▶ THE REQUEST
Write out the whole listing again, exactly.

▶ DATA SHOWN

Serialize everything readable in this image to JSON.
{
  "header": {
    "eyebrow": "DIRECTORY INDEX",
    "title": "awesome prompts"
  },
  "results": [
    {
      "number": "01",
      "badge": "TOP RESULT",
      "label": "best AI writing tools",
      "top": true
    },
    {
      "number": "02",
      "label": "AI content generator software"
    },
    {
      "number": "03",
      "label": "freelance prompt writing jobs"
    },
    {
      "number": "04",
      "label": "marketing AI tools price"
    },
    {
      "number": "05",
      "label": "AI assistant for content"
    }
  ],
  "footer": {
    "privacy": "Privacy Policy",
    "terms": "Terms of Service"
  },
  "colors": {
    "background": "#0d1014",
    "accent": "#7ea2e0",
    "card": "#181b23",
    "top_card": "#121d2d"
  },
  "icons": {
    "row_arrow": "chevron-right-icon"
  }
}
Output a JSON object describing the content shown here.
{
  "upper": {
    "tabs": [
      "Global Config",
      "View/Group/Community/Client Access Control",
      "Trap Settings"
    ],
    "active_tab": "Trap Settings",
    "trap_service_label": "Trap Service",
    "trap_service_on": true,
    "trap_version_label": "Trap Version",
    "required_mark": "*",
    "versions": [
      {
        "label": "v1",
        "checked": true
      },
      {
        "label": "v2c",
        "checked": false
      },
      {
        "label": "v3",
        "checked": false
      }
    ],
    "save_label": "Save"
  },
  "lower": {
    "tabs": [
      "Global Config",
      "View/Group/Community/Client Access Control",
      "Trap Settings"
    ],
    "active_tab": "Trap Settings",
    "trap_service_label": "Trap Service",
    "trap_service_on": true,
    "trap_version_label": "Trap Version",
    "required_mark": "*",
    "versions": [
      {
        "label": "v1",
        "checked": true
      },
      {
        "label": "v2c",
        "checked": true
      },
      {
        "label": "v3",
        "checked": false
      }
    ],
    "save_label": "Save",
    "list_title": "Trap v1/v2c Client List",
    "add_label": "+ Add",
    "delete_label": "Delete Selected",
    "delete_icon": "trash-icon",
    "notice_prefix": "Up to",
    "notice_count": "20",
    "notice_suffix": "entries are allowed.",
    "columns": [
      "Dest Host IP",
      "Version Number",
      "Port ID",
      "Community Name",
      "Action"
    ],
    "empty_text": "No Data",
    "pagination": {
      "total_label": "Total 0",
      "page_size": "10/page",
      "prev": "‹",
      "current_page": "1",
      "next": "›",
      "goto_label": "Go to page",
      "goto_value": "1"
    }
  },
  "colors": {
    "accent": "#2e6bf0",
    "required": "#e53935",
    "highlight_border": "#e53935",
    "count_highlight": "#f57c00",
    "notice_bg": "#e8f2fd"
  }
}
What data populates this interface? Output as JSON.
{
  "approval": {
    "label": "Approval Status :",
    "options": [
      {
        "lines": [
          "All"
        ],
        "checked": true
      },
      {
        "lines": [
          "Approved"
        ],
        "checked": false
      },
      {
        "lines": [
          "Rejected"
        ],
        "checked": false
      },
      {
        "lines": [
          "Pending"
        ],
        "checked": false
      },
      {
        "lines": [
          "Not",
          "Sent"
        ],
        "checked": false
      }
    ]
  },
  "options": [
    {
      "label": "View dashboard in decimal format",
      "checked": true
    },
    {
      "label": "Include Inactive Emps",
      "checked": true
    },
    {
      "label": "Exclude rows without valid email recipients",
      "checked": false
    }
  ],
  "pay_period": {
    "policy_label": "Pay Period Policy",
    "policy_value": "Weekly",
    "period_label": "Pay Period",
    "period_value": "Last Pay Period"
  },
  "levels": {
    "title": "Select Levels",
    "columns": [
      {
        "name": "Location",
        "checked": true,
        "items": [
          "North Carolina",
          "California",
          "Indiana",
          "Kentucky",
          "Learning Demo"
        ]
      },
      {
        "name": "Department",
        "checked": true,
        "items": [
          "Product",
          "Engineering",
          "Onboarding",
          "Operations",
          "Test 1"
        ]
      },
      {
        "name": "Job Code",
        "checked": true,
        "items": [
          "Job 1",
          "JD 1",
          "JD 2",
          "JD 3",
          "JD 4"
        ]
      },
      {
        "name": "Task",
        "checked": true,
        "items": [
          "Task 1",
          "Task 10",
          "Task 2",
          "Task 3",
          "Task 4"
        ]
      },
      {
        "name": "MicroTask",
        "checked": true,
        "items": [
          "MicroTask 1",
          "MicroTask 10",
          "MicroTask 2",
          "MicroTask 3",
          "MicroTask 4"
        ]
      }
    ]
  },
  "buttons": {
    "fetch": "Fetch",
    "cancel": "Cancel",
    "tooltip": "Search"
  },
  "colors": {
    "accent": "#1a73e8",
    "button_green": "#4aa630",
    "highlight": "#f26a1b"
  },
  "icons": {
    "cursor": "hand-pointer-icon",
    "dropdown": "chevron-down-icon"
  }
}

▶ FINAL RESULT
Serialize everything readable in this image to JSON.
{
  "header": {
    "eyebrow": "DIRECTORY INDEX",
    "title": "awesome prompts"
  },
  "results": [
    {
      "number": "01",
      "badge": "TOP RESULT",
      "label": "best AI writing tools",
      "top": true
    },
    {
      "number": "02",
      "label": "AI content generator software"
    },
    {
      "number": "03",
      "label": "freelance prompt writing jobs"
    },
    {
      "number": "04",
      "label": "marketing AI tools price"
    },
    {
      "number": "05",
      "label": "AI assistant for content"
    }
  ],
  "footer": {
    "privacy": "Privacy Policy",
    "terms": "Terms of Service"
  },
  "colors": {
    "background": "#0d1014",
    "accent": "#7ea2e0",
    "card": "#181b23",
    "top_card": "#121d2d"
  },
  "icons": {
    "row_arrow": "chevron-right-icon"
  }
}
Output a JSON object describing the content shown here.
{
  "upper": {
    "tabs": [
      "Global Config",
      "View/Group/Community/Client Access Control",
      "Trap Settings"
    ],
    "active_tab": "Trap Settings",
    "trap_service_label": "Trap Service",
    "trap_service_on": true,
    "trap_version_label": "Trap Version",
    "required_mark": "*",
    "versions": [
      {
        "label": "v1",
        "checked": true
      },
      {
        "label": "v2c",
        "checked": false
      },
      {
        "label": "v3",
        "checked": false
      }
    ],
    "save_label": "Save"
  },
  "lower": {
    "tabs": [
      "Global Config",
      "View/Group/Community/Client Access Control",
      "Trap Settings"
    ],
    "active_tab": "Trap Settings",
    "trap_service_label": "Trap Service",
    "trap_service_on": true,
    "trap_version_label": "Trap Version",
    "required_mark": "*",
    "versions": [
      {
        "label": "v1",
        "checked": true
      },
      {
        "label": "v2c",
        "checked": true
      },
      {
        "label": "v3",
        "checked": false
      }
    ],
    "save_label": "Save",
    "list_title": "Trap v1/v2c Client List",
    "add_label": "+ Add",
    "delete_label": "Delete Selected",
    "delete_icon": "trash-icon",
    "notice_prefix": "Up to",
    "notice_count": "20",
    "notice_suffix": "entries are allowed.",
    "columns": [
      "Dest Host IP",
      "Version Number",
      "Port ID",
      "Community Name",
      "Action"
    ],
    "empty_text": "No Data",
    "pagination": {
      "total_label": "Total 0",
      "page_size": "10/page",
      "prev": "‹",
      "current_page": "1",
      "next": "›",
      "goto_label": "Go to page",
      "goto_value": "1"
    }
  },
  "colors": {
    "accent": "#2e6bf0",
    "required": "#e53935",
    "highlight_border": "#e53935",
    "count_highlight": "#f57c00",
    "notice_bg": "#e8f2fd"
  }
}
What data populates this interface? Output as JSON.
{
  "approval": {
    "label": "Approval Status :",
    "options": [
      {
        "lines": [
          "All"
        ],
        "checked": true
      },
      {
        "lines": [
          "Approved"
        ],
        "checked": false
      },
      {
        "lines": [
          "Rejected"
        ],
        "checked": false
      },
      {
        "lines": [
          "Pending"
        ],
        "checked": false
      },
      {
        "lines": [
          "Not",
          "Sent"
        ],
        "checked": false
      }
    ]
  },
  "options": [
    {
      "label": "View dashboard in decimal format",
      "checked": true
    },
    {
      "label": "Include Inactive Emps",
      "checked": true
    },
    {
      "label": "Exclude rows without valid email recipients",
      "checked": false
    }
  ],
  "pay_period": {
    "policy_label": "Pay Period Policy",
    "policy_value": "Weekly",
    "period_label": "Pay Period",
    "period_value": "Last Pay Period"
  },
  "levels": {
    "title": "Select Levels",
    "columns": [
      {
        "name": "Location",
        "checked": true,
        "items": [
          "North Carolina",
          "California",
          "Indiana",
          "Kentucky",
          "Learning Demo"
        ]
      },
      {
        "name": "Department",
        "checked": true,
        "items": [
          "Product",
          "Engineering",
          "Onboarding",
          "Operations",
          "Test 1"
        ]
      },
      {
        "name": "Job Code",
        "checked": true,
        "items": [
          "Job 1",
          "JD 1",
          "JD 2",
          "JD 3",
          "JD 4"
        ]
      },
      {
        "name": "Task",
        "checked": true,
        "items": [
          "Task 1",
          "Task 10",
          "Task 2",
          "Task 3",
          "Task 4"
        ]
      },
      {
        "name": "MicroTask",
        "checked": true,
        "items": [
          "MicroTask 1",
          "MicroTask 10",
          "MicroTask 2",
          "MicroTask 3",
          "MicroTask 4"
        ]
      }
    ]
  },
  "buttons": {
    "fetch": "Fetch",
    "cancel": "Cancel",
    "tooltip": "Search"
  },
  "colors": {
    "accent": "#1a73e8",
    "button_green": "#4aa630",
    "highlight": "#f26a1b"
  },
  "icons": {
    "cursor": "hand-pointer-icon",
    "dropdown": "chevron-down-icon"
  }
}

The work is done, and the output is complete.